Passage:
Time Is Running Out for Sharks in New York

Legislators in Albany, sitting many miles from an ocean, will soon decide whether or not to protect sharks. The state session is scheduled to end on June 21 stand there are bills in the Senate and Assembly that would ban the trade, sale, possession and distribution of shark fins. I can't think of a better way to celebrate World Oceans Day than to pass these bills and support shark conservation.

Why ban shark fins? The demand for shark fins is feeding the global overexploitation of sharks. Sharks have been swimming the world's oceans for millions of years, serving their role as skilled predators, while keeping our oceans in balance. But they have met their match -- shark fin soup, an expensive Chinese delicacy and status symbol commonly served at banquets and other celebrations.

New York is the largest importer of shark fins on the East Coast. By kicking fins out, the state can send a message to the world that an ocean without sharks is not an acceptable future.
Banning the trade of shark fins is not a new idea, in fact, California, Oregon, Washington and Hawaii have already passed similar bans. Yes, the entire West Coast has closed its doors to shark fins. And earlier this year, Illinois lawmakers passed legislation banning the trade of shark fins, which is now awaiting the Governor's signature. Now it is New York's turn.
Sen. Mark Grisanti and Assembly Members Alan Maisel, Grace Meng and Linda Rosenthal have led the fight to protect sharks by introducing legislation to ban the trade of shark fins. Just this week, the Senate Environmental Conservation Committee passed the bill under Sen. Grisanti's leadership, who also serves as chair of the committee.

The bills are bipartisan, have 60 cosponsors between them and are supported by every Chinese-American legislator in the Empire State, including New York City Council Member Margaret Chin, who introduced a city resolution in support of the state legislation. It would be a shame if politics hold up this important legislation.

Thousands of New York residents have contacted their state legislators in support of the bills. Celebrities like Leonardo DiCaprio, January Jones, Jared Leto and Maggie Q have also weighed in to support their passage. While conservation and humane groups like Oceana and The Humane Society of the United Stateshave expressed their support of the legislation, decision makers in Albany have yet to finish the job.

As of today, Assemblyman Robert Sweeney, chair of the Committee on Environmental Conservation, has not moved the bill through committee. Assembly Speaker Sheldon Silver and Senate Majority Leader Dean Skelos must use their leadership to pass these bills this year, before it is too late.

With World Oceans Day upon us, it only makes sense to enact policies that will protect our oceans for future generations. Keeping sharks in the oceans is more valuable than taking them out for a bowl of soup. New York, the time has come to end the shark fin trade. Act now, before time runs out.

Beth Lowell, Campaign Director at OCEANA, the largest international advocacy group working solely to protect the world's oceans.

[Bounding box prediction data]
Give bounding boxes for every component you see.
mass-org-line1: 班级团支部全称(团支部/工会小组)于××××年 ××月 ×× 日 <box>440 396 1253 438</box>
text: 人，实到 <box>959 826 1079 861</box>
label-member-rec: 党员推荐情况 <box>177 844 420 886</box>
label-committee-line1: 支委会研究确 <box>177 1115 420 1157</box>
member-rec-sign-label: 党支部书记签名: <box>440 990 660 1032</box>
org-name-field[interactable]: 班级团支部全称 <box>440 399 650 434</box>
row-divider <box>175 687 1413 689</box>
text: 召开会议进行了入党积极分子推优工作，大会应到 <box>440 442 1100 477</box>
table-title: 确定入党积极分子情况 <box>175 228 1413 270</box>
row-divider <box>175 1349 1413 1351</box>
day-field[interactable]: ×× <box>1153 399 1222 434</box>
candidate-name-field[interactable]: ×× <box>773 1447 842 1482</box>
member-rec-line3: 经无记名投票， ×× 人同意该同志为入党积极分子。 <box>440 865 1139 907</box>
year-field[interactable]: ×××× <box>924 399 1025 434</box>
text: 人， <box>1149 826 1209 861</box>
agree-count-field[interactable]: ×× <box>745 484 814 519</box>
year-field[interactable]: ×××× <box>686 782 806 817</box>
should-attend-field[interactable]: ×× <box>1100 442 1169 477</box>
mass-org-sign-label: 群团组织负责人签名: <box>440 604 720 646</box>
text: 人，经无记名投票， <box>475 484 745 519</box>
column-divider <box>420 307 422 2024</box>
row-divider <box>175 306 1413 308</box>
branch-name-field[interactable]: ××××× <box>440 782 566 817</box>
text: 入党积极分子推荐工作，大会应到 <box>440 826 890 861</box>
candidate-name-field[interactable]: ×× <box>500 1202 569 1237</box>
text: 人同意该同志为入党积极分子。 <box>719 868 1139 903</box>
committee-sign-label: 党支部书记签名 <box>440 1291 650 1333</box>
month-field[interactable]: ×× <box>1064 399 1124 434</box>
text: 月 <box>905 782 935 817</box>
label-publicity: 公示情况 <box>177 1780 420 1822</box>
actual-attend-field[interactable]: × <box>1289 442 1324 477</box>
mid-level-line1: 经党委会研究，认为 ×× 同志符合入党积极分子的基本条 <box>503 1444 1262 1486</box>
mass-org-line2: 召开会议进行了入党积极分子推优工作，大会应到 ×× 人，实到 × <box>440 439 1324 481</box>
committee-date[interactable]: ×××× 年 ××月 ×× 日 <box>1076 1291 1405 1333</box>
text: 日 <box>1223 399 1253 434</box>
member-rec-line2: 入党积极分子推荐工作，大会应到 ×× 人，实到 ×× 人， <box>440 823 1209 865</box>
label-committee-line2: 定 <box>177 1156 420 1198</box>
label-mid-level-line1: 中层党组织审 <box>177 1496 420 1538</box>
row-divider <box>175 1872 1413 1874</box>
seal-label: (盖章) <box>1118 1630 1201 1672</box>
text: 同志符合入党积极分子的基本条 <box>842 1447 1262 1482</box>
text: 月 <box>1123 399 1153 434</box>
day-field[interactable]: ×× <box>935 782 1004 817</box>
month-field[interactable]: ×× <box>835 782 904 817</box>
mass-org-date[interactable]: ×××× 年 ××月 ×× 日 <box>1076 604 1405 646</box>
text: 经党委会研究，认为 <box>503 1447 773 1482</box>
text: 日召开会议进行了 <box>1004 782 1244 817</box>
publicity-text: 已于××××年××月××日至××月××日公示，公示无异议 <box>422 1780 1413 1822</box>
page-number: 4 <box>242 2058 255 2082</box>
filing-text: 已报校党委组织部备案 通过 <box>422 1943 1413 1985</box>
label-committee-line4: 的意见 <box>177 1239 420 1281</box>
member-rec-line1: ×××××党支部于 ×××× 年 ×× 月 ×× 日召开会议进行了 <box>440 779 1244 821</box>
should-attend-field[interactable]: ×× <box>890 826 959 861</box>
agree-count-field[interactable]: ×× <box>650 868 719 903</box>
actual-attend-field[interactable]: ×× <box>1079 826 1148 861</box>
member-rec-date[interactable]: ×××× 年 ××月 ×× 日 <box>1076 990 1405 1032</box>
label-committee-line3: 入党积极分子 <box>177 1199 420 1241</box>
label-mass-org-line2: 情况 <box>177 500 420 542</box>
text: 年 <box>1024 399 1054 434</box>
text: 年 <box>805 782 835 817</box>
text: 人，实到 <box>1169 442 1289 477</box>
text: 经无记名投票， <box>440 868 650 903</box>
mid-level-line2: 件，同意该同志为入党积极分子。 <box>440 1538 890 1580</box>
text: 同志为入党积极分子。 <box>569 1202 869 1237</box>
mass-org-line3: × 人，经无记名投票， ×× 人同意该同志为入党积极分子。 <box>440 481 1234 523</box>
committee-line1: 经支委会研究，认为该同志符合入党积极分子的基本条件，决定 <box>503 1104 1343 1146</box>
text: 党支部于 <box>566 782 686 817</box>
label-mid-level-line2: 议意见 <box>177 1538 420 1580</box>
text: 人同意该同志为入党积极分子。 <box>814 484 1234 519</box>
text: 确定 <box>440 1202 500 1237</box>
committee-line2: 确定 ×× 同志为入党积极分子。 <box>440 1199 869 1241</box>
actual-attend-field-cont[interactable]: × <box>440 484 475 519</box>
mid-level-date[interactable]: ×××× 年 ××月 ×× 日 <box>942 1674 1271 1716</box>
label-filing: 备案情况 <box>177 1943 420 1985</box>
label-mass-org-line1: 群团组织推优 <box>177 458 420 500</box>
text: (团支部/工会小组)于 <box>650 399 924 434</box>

The task: Write out the shark fin article from "The bills are" to "finish the job.", changing "Empire State" to "state of New York".

Answer to this task:
The bills are bipartisan, have 60 cosponsors between them and are supported by every Chinese-American legislator in the state of New York, including New York City Council Member Margaret Chin, who introduced a city resolution in support of the state legislation. It would be a shame if politics hold up this important legislation.

Thousands of New York residents have contacted their state legislators in support of the bills. Celebrities like Leonardo DiCaprio, January Jones, Jared Leto and Maggie Q have also weighed in to support their passage. While conservation and humane groups like Oceana and The Humane Society of the United Stateshave expressed their support of the legislation, decision makers in Albany have yet to finish the job.